* Start SELECTED EXTRACT *
40. A pipeline is replaced by new 2-in, schedule-40, commercial-steel pipe. What power would be required to pump water at a rate of 100 gpm through 6000 ft of this pipe?

41. Hot water at 43°C flows from a constant-level tank through 2-in, schedule-40, commercial-steel pipe, from which it emerges 12.2 m below the level in the tank. The equivalent length of the piping system is 45.1 m. Calculate the rate of flow in m3/s.

42. Crude oil (μ = 40 cP, SG = 0.87) is to be pumped from a storage tank to a refinery through a series of pump stations via 10-in, schedule-20, commercial-steel pipeline at a flowrate of 2000 gpm. The pipeline is 50 mi long and contains 35 90° elbows and 10 open gate valves. The pipeline exit is 150 ft higher than the entrance, and the exit pressure is 25 psig. What horsepower is required to drive the pumps if they are 70% efficient?

43. A pipeline to carry 1 million bbl/day of crude oil (1 bbl = 42 gal, SG = 0.9, μ = 25 cP) is constructed with 50-in-inside-diameter, commercial-steel pipe and is 700 mi long. The source and destination are at atmospheric pressure and the same elevation. There are 50 wide-open gate valves, 25 half-open globe valves, and 50 45° elbows. There will be 25 identical pumps along this pipeline, each with an efficiency of 70%. What is the power required for each pump?
* End SELECTED EXTRACT *
WRITTEN TASKS:
1 - Answer these questions using the pipe-flow problem set above:
(a) What is the equivalent length of the piping system in problem 41?
(b) How many 90° elbows does the pipeline in problem 42 contain?
(c) How many pumps will there be along the pipeline in problem 43?
2 - For each statement, decide whether the pipe-flow problem set above agrees with it. Answer yes or no and quote the words that decide it.
(a) In problem 41, the water is at 43°C.
(b) In problem 42, the pipeline is schedule-40 pipe.
(c) In problem 43, the source and destination are at different elevations.
3 - Transcribe the part of the pipe-flow problem set above that runs from "40. A pipeline" up to and including "of this pipe?".
* Start DATA PROVIDED *
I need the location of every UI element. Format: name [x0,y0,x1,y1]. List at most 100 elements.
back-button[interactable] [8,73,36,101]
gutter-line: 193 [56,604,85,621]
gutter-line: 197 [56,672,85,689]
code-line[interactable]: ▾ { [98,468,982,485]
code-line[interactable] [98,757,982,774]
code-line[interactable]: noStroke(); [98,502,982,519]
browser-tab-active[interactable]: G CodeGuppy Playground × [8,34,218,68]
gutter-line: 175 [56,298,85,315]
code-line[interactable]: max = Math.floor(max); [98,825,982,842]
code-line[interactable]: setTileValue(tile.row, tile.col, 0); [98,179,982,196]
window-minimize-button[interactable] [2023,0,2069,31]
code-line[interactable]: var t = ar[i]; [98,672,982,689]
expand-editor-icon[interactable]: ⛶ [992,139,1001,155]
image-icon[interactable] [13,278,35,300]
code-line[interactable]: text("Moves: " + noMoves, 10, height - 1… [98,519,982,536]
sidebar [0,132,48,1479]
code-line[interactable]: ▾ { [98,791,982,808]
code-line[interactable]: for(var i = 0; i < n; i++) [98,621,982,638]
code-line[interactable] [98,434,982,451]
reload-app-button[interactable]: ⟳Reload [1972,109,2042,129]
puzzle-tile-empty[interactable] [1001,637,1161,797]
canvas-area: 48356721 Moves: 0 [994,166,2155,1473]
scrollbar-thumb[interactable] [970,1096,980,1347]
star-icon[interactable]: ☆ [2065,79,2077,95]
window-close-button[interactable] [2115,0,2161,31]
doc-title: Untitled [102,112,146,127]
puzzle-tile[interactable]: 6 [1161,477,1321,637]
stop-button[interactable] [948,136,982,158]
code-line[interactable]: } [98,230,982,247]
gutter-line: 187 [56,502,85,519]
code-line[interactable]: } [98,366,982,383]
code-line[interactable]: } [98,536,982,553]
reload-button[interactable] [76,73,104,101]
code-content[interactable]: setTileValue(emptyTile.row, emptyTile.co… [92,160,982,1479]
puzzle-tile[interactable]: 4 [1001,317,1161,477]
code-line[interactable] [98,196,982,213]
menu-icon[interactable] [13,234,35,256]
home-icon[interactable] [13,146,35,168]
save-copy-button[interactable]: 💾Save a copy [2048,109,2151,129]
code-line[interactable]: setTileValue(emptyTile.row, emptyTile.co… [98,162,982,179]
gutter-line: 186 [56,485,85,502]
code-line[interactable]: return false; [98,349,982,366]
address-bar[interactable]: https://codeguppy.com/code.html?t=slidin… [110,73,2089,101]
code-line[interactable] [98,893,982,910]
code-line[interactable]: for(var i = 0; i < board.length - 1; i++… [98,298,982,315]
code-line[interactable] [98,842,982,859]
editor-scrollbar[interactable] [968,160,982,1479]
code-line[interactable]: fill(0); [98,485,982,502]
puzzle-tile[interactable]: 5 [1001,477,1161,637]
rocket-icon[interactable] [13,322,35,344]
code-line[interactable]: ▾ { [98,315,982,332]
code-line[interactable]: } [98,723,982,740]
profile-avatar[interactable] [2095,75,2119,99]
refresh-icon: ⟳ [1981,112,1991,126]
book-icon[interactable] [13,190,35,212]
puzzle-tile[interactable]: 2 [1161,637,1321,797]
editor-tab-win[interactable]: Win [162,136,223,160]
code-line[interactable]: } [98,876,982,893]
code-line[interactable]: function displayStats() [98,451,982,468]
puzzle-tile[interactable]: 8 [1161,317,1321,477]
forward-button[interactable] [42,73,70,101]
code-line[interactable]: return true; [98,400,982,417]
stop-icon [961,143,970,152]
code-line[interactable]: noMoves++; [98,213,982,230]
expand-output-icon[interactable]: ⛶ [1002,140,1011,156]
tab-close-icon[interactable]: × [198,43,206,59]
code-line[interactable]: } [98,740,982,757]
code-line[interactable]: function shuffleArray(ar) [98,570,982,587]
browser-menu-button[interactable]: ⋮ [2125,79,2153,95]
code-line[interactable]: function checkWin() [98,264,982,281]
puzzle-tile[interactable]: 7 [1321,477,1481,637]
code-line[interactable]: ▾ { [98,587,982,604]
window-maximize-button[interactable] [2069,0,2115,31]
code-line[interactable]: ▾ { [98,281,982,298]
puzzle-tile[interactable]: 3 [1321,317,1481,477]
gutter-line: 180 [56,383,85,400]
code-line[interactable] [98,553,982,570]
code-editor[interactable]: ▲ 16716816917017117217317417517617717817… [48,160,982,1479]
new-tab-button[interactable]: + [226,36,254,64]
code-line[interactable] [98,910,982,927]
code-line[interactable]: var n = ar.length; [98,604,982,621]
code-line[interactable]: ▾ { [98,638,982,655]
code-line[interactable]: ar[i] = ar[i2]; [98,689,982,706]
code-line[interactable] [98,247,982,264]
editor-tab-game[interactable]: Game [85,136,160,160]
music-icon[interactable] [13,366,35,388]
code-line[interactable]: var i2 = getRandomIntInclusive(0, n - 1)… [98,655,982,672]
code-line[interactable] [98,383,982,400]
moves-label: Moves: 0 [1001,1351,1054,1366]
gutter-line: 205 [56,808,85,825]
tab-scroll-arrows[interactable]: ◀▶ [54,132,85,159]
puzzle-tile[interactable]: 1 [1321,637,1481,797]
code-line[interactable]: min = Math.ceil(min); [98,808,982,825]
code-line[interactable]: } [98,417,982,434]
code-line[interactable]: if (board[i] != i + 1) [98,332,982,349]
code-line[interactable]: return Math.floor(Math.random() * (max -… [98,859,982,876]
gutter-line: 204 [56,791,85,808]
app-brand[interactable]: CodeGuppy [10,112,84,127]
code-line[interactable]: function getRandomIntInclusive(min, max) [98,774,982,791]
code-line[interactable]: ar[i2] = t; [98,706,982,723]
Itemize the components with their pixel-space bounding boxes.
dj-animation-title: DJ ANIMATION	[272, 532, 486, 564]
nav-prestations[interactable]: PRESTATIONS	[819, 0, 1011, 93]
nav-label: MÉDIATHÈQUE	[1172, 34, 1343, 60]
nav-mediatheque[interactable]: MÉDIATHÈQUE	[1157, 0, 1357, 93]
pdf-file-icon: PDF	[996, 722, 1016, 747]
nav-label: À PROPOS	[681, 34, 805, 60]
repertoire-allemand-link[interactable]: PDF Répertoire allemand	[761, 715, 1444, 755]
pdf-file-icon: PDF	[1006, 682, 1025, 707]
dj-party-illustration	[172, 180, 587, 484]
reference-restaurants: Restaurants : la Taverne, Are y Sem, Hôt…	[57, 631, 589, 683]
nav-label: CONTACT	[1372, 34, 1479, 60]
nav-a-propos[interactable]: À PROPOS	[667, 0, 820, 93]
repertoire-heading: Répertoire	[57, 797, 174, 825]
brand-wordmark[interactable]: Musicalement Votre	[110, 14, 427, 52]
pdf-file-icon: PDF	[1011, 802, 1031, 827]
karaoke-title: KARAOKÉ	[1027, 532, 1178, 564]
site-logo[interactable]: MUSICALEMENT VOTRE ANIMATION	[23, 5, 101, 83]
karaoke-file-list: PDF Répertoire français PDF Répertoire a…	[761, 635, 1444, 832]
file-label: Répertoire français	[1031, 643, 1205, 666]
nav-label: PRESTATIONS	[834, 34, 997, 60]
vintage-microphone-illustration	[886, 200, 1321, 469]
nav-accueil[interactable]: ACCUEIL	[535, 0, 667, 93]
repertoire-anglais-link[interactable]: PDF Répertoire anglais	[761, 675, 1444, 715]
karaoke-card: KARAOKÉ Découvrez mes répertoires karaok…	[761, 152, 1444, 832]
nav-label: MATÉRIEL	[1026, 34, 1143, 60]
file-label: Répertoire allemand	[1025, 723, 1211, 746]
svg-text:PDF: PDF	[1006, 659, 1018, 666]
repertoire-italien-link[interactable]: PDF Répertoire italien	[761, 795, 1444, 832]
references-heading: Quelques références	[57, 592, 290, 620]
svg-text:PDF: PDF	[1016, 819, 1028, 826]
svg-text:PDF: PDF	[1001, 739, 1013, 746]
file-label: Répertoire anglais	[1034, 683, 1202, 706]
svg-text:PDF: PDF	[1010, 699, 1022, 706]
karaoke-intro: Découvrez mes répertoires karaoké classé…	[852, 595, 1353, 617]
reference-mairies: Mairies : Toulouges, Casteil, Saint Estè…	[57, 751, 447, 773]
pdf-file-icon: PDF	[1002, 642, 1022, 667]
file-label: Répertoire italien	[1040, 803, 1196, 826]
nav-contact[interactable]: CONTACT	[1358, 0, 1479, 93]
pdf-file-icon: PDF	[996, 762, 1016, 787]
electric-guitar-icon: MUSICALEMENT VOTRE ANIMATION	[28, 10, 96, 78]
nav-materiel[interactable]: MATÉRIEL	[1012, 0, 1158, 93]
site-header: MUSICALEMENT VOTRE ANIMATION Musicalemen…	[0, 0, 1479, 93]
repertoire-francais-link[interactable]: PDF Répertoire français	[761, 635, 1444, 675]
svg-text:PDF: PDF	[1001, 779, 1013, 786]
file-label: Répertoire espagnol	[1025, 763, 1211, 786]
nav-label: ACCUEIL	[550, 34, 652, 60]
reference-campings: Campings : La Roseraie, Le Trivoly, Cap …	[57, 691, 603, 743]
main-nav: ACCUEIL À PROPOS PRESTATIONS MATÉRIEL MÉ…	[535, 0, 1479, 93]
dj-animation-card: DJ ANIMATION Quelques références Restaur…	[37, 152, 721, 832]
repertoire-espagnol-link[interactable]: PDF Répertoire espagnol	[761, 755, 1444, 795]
* End DATA PROVIDED *
ANSWERS TO THE EXERCISES:
1 -
(a) 45.1 m
(b) 35
(c) 25

2 -
(a) Yes: "Hot water at 43°C flows from a constant-level tank"
(b) No: "10-in, schedule-20, commercial-steel pipeline"
(c) No: "The source and destination are at atmospheric pressure and the same elevation."

3 -
40. A pipeline is replaced by new 2-in, schedule-40, commercial-steel pipe. What power would be required to pump water at a rate of 100 gpm through 6000 ft of this pipe?